__Requirement__: Without the images, write out all of the following entries exactly.

__Records for processing__:
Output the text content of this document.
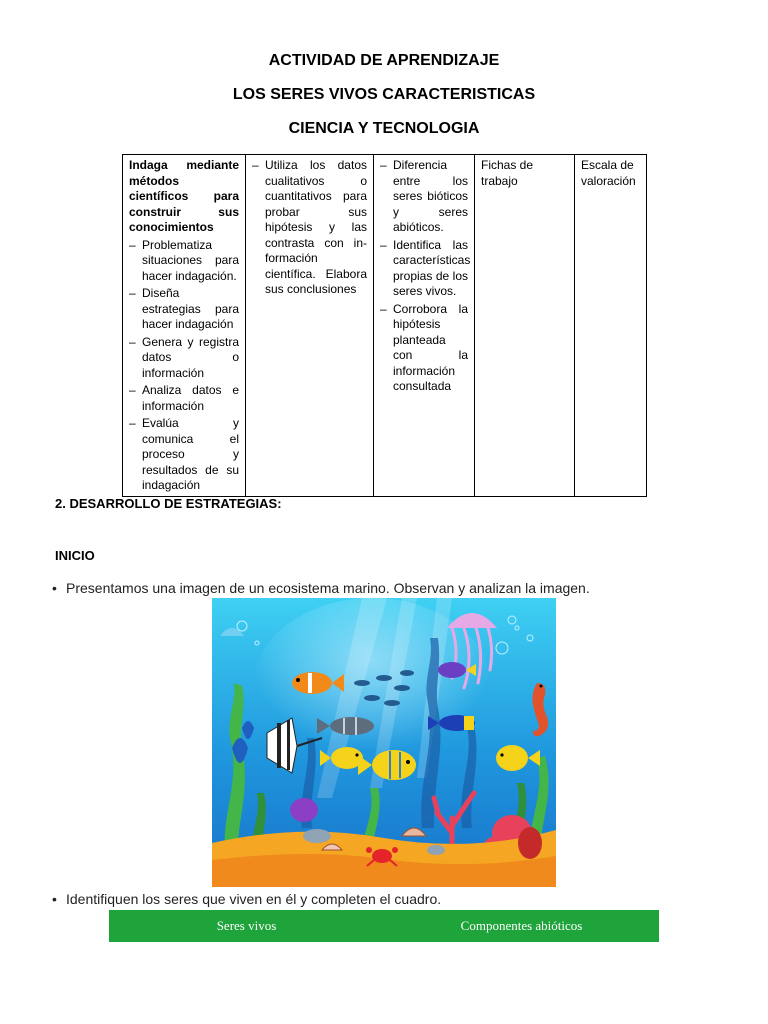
ACTIVIDAD DE APRENDIZAJE
LOS SERES VIVOS CARACTERISTICAS
CIENCIA Y TECNOLOGIA
Indaga mediante métodos científicos para construir sus conocimientos
– Problematiza situaciones para hacer indagación.
– Diseña estrategias para hacer indagación
– Genera y registra datos o información
– Analiza datos e información
– Evalúa y comunica el proceso y resultados de su indagación

– Utiliza los datos cualitativos o cuantitativos para probar sus hipótesis y las contrasta con in-formación científica. Elabora sus conclusiones

– Diferencia entre los seres bióticos y seres abióticos.
– Identifica las características propias de los seres vivos.
– Corrobora la hipótesis planteada con la información consultada

Fichas de trabajo

Escala de valoración
2. DESARROLLO DE ESTRATEGIAS:
INICIO
• Presentamos una imagen de un ecosistema marino. Observan y analizan la imagen.
• Identifiquen los seres que viven en él y completen el cuadro.
Seres vivos	Componentes abióticos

__Solution to the problem__:
Output the text content of this document.
ACTIVIDAD DE APRENDIZAJE
LOS SERES VIVOS CARACTERISTICAS
CIENCIA Y TECNOLOGIA
Indaga mediante métodos científicos para construir sus conocimientos
– Problematiza situaciones para hacer indagación.
– Diseña estrategias para hacer indagación
– Genera y registra datos o información
– Analiza datos e información
– Evalúa y comunica el proceso y resultados de su indagación

– Utiliza los datos cualitativos o cuantitativos para probar sus hipótesis y las contrasta con in-formación científica. Elabora sus conclusiones

– Diferencia entre los seres bióticos y seres abióticos.
– Identifica las características propias de los seres vivos.
– Corrobora la hipótesis planteada con la información consultada

Fichas de trabajo

Escala de valoración
2. DESARROLLO DE ESTRATEGIAS:
INICIO
• Presentamos una imagen de un ecosistema marino. Observan y analizan la imagen.
• Identifiquen los seres que viven en él y completen el cuadro.
Seres vivos	Componentes abióticos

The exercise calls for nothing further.